WHAT TO WORK ON: Copy all lines of the listing that include the string "Brandão".

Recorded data
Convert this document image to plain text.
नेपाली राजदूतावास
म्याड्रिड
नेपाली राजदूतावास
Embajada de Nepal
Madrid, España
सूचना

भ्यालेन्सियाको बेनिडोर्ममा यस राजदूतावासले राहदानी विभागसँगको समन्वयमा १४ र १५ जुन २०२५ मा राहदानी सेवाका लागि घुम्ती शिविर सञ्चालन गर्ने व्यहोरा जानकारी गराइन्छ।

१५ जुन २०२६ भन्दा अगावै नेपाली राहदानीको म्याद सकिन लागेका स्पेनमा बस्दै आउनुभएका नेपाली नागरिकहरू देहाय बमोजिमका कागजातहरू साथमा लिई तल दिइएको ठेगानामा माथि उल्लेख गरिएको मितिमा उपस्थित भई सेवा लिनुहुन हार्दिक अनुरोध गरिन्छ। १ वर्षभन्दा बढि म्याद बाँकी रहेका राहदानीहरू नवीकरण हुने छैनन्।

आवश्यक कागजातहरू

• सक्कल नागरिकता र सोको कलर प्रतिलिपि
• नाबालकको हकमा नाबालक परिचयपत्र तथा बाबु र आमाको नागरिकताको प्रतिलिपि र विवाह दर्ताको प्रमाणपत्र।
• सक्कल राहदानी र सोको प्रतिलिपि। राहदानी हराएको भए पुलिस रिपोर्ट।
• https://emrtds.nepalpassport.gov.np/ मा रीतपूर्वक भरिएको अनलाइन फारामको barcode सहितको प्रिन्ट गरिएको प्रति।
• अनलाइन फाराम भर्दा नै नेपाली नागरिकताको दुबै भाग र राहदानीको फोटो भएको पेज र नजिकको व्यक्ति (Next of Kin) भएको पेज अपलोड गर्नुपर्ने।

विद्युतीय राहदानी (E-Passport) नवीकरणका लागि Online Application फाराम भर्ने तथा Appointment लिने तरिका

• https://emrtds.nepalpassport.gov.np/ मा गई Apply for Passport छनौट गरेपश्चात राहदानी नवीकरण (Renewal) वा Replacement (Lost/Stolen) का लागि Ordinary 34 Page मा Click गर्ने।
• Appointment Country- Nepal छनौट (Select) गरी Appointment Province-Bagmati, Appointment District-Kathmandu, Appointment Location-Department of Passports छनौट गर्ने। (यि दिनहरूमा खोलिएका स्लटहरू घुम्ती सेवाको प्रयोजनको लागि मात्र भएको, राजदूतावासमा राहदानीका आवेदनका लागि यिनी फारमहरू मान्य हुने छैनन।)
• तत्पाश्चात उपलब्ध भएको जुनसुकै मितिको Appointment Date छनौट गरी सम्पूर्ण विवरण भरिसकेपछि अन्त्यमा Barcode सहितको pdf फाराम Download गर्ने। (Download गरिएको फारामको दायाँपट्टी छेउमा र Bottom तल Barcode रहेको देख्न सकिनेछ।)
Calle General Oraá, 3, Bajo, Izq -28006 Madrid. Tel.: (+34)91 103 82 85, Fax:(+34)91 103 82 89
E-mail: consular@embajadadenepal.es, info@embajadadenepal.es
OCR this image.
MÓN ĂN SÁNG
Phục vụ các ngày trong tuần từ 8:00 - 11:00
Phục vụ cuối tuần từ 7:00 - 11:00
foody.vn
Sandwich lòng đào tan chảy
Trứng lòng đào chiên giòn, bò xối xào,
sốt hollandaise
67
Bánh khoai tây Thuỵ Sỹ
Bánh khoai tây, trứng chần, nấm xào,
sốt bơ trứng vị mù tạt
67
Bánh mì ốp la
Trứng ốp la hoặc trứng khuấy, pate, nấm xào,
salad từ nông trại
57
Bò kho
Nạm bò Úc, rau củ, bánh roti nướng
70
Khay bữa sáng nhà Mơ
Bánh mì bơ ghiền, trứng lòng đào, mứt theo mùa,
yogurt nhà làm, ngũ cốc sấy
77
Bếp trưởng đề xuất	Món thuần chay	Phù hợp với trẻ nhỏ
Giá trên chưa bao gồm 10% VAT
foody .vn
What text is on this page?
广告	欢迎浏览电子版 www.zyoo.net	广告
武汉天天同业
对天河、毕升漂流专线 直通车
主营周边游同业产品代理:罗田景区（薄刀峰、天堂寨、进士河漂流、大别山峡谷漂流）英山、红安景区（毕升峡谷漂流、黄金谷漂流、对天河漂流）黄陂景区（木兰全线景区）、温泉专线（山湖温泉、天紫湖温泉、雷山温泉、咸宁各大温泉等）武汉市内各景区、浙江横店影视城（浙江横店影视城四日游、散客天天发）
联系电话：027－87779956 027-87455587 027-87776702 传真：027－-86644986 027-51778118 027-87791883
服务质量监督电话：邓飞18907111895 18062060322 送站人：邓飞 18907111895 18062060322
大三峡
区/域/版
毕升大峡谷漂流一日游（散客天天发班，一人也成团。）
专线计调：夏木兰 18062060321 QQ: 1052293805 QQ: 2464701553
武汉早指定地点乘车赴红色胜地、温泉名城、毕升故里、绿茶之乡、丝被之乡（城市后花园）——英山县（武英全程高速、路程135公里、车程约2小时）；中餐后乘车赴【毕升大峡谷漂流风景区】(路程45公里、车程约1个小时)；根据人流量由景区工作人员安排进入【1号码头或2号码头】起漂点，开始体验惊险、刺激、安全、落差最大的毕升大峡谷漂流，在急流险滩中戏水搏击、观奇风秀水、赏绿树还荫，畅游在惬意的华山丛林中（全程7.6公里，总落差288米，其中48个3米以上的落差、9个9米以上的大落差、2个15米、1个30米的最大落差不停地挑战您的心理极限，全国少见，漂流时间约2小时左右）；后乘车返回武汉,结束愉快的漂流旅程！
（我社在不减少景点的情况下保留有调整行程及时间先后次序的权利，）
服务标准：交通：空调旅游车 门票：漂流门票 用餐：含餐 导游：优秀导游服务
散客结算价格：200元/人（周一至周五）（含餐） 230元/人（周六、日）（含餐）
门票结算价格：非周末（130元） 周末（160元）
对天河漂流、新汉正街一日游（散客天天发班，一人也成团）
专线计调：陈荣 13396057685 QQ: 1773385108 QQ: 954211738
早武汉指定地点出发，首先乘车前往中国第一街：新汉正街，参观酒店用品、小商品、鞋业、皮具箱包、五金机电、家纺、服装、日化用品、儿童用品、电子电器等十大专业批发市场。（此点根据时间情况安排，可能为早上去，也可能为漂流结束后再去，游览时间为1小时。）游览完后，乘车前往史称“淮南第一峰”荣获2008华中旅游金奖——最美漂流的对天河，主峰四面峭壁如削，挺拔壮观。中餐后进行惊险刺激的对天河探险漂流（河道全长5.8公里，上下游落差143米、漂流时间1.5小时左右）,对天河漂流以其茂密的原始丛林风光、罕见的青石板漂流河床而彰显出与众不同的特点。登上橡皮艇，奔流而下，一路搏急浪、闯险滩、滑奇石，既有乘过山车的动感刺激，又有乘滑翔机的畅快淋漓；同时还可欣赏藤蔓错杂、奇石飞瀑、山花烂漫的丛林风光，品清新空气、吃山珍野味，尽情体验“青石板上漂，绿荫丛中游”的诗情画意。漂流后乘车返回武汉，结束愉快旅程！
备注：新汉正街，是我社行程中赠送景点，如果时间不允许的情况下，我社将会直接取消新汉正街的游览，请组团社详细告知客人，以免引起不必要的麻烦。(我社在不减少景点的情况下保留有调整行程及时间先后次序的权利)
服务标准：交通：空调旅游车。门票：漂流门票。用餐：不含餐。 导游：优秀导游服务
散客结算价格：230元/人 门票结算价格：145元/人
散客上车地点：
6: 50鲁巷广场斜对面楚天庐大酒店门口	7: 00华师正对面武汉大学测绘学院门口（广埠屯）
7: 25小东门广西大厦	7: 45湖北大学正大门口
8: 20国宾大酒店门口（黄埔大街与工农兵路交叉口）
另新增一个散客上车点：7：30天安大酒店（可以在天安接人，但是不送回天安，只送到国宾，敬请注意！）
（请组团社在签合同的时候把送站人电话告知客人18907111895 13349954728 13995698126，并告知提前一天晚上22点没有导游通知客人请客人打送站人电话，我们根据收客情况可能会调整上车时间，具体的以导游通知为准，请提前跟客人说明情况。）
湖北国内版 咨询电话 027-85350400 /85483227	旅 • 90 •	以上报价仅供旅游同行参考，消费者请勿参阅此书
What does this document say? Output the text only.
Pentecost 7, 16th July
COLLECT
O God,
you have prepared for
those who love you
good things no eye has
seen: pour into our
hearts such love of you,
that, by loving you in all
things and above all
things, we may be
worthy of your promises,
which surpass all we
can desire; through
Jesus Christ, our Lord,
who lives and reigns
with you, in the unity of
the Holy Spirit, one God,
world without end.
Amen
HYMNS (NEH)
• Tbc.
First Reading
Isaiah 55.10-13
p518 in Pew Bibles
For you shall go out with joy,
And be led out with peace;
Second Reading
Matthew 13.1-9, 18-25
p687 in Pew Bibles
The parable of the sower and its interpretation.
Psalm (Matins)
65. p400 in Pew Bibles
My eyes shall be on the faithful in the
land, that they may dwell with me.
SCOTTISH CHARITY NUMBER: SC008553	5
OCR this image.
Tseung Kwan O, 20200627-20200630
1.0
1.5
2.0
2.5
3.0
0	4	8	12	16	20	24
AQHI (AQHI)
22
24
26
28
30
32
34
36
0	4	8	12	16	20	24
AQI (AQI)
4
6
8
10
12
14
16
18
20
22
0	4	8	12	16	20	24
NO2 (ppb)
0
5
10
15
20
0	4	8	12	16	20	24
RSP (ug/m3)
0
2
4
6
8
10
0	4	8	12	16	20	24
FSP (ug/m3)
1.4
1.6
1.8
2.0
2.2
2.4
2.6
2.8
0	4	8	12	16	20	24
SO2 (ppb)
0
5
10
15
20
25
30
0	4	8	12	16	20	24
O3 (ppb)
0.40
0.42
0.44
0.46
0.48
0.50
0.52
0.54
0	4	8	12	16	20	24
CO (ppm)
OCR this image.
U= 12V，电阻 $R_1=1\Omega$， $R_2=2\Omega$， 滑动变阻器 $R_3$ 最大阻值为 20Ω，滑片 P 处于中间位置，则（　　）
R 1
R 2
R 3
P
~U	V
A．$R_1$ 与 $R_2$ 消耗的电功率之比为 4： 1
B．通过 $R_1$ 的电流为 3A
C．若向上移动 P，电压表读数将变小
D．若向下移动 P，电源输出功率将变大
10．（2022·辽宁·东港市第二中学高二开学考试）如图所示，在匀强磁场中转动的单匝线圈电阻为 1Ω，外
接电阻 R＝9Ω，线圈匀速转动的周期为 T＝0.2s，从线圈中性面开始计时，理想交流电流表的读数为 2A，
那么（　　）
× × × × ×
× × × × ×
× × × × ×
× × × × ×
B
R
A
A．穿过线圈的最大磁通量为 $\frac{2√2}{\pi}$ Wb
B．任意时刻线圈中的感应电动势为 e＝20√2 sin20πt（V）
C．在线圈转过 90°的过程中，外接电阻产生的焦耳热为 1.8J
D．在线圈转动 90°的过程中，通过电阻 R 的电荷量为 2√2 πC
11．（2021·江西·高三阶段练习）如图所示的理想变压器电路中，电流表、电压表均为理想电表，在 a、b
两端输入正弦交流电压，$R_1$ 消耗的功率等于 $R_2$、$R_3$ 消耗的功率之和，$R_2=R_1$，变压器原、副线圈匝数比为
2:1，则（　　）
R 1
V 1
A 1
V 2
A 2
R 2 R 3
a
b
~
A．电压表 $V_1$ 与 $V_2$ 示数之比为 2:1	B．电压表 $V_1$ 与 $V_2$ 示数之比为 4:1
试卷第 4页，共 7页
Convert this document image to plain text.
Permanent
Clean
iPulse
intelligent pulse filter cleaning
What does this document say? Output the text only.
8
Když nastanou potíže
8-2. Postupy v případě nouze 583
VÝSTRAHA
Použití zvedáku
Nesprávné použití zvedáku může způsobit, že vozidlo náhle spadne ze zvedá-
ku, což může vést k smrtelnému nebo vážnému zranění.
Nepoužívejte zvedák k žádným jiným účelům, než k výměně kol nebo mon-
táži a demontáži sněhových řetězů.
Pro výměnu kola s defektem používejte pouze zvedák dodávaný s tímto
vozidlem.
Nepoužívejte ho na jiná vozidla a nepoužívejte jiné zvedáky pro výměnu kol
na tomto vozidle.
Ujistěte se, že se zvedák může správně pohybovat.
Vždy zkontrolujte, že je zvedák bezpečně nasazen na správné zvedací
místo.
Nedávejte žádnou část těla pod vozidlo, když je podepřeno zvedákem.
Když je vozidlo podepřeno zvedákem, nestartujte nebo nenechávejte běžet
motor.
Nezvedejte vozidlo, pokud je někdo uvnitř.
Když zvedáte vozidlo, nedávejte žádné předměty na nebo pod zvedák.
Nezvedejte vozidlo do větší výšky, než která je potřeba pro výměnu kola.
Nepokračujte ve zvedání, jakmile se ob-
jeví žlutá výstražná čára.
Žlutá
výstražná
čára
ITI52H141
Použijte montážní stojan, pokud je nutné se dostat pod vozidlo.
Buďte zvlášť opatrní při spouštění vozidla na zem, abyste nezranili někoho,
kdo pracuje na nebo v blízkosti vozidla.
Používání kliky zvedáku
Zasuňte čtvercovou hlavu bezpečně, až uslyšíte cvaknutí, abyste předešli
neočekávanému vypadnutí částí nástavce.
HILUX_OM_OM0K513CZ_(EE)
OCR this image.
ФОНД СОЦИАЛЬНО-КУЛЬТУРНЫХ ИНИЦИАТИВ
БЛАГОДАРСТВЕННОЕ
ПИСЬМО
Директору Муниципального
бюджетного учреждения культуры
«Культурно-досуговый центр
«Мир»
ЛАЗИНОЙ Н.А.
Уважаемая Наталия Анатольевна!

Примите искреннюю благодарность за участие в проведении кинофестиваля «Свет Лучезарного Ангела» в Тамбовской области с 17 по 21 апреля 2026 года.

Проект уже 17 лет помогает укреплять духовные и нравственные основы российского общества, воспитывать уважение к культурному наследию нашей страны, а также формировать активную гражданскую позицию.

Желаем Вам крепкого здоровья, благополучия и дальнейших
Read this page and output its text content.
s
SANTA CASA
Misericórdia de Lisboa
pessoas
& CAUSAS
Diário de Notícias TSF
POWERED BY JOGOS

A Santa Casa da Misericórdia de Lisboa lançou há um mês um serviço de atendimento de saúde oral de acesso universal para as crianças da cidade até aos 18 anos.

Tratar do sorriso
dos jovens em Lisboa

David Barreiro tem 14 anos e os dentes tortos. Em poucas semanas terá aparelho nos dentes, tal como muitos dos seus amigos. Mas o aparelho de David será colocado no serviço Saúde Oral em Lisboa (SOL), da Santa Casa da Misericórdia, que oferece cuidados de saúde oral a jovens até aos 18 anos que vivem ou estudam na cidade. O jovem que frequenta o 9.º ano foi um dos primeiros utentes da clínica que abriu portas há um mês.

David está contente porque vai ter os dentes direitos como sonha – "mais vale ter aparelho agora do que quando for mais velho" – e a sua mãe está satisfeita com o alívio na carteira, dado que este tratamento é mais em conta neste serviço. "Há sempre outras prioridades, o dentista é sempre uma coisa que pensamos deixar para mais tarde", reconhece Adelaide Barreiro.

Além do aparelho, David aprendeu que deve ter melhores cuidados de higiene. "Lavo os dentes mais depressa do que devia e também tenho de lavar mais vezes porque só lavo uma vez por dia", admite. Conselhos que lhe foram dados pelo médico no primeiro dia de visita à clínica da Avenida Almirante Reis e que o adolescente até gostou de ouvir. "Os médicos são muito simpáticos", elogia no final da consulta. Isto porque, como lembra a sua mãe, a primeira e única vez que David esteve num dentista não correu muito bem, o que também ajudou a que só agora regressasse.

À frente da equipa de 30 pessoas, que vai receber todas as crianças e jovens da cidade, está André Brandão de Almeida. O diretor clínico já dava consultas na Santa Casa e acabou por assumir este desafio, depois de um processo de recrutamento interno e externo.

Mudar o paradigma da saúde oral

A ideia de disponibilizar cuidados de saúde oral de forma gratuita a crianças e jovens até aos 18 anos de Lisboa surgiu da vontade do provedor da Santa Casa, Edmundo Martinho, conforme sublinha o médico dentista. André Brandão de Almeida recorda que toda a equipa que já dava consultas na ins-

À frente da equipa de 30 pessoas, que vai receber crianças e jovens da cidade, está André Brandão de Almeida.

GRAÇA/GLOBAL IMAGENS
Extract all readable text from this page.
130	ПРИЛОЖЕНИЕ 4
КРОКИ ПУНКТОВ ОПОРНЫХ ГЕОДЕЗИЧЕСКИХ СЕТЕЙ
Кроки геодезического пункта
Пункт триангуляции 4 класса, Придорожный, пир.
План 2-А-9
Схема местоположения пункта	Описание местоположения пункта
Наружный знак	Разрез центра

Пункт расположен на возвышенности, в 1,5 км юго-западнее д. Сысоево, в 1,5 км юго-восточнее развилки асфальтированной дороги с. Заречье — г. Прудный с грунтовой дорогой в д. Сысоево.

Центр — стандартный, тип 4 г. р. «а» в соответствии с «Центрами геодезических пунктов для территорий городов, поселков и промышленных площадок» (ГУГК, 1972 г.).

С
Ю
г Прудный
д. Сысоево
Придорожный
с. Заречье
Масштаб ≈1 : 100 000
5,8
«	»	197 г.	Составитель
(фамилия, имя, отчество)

TASK ANSWER:
À frente da equipa de 30 pessoas, que vai receber todas as crianças e jovens da cidade, está André Brandão de Almeida. O diretor clínico já dava consultas na Santa Casa e acabou por assumir este desafio, depois de um processo de recrutamento interno e externo.
A ideia de disponibilizar cuidados de saúde oral de forma gratuita a crianças e jovens até aos 18 anos de Lisboa surgiu da vontade do provedor da Santa Casa, Edmundo Martinho, conforme sublinha o médico dentista. André Brandão de Almeida recorda que toda a equipa que já dava consultas na ins-
À frente da equipa de 30 pessoas, que vai receber crianças e jovens da cidade, está André Brandão de Almeida.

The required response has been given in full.